::: Materials provided

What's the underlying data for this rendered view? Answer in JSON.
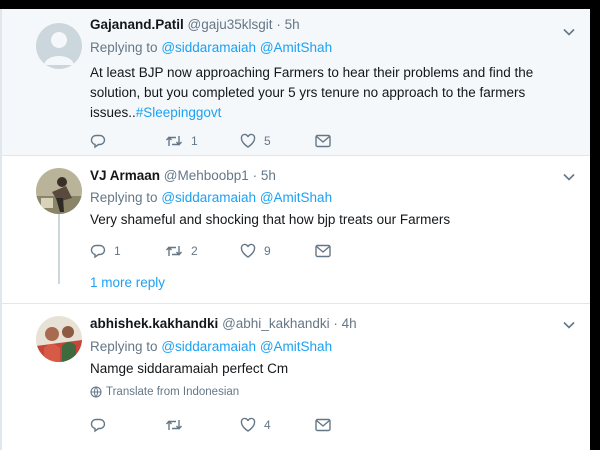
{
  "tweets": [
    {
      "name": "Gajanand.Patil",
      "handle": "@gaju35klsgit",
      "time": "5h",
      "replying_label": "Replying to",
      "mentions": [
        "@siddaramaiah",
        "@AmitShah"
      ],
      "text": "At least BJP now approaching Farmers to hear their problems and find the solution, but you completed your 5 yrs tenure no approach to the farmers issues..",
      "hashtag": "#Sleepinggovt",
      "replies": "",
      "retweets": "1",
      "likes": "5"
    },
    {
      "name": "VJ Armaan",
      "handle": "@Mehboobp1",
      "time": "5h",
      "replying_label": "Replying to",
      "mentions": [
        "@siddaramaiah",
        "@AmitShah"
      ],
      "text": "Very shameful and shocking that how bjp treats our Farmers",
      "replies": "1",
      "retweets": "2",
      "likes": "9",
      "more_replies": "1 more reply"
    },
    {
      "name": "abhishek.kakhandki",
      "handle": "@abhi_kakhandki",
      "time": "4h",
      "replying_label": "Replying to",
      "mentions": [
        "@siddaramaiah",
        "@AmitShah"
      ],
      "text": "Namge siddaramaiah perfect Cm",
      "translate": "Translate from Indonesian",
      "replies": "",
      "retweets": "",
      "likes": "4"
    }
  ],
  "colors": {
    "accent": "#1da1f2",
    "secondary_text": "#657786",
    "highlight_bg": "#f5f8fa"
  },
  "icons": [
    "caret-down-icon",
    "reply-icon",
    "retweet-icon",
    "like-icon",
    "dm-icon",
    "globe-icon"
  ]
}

::::::
::: Materials provided

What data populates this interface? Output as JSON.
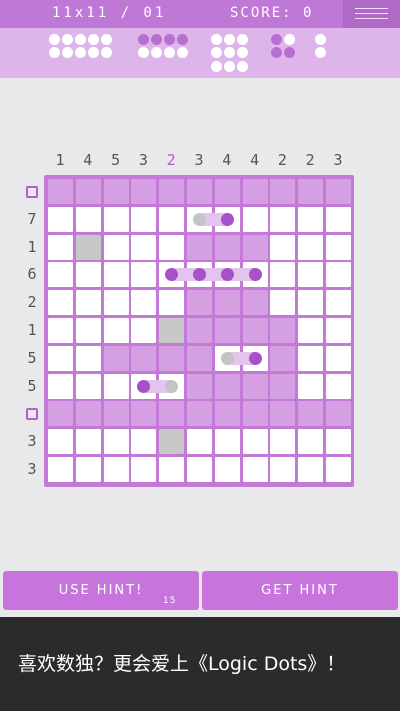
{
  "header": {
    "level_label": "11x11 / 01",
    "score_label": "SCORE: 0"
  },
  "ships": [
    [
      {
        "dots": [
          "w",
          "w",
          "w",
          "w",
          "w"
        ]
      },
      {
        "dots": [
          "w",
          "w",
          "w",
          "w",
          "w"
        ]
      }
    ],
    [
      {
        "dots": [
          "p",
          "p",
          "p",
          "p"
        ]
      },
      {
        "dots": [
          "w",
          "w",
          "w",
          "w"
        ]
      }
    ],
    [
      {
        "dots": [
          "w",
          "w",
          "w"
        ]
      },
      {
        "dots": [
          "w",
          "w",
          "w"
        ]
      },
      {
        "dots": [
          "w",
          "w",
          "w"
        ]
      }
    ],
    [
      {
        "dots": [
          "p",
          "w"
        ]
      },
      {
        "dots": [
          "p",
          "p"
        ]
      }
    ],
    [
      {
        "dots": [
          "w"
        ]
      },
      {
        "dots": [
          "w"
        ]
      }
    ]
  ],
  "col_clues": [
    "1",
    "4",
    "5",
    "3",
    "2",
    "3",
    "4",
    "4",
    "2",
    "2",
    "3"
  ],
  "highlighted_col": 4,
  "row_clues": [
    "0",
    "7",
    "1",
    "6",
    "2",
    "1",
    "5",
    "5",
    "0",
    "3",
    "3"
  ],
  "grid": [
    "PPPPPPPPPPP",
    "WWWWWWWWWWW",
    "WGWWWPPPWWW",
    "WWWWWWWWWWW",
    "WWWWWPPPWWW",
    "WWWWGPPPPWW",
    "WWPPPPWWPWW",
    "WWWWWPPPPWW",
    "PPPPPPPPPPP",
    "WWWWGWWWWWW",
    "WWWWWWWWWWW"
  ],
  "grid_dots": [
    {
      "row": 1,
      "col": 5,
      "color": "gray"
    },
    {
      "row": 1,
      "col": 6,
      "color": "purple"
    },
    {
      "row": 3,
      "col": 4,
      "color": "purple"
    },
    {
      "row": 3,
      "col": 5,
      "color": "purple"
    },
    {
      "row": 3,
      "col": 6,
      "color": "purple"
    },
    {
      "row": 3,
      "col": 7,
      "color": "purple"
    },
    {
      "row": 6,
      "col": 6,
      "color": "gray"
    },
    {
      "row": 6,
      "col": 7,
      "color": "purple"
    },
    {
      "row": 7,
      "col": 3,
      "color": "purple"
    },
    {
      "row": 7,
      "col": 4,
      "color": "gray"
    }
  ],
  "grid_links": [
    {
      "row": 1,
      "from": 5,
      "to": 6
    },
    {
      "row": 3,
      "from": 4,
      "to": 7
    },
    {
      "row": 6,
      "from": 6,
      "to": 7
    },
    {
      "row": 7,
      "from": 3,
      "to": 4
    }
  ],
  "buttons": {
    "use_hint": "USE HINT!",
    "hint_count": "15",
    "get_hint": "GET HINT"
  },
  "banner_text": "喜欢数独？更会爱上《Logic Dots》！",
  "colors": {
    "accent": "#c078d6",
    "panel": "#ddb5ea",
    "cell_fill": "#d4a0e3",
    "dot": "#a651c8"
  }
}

::::::

§ **Task goal**:
Return each line in the records that holds the string "this".

§ **Task solution**:
What's the underlying data for this rendered view? Answer in JSON.
What data populates this interface? Output as JSON.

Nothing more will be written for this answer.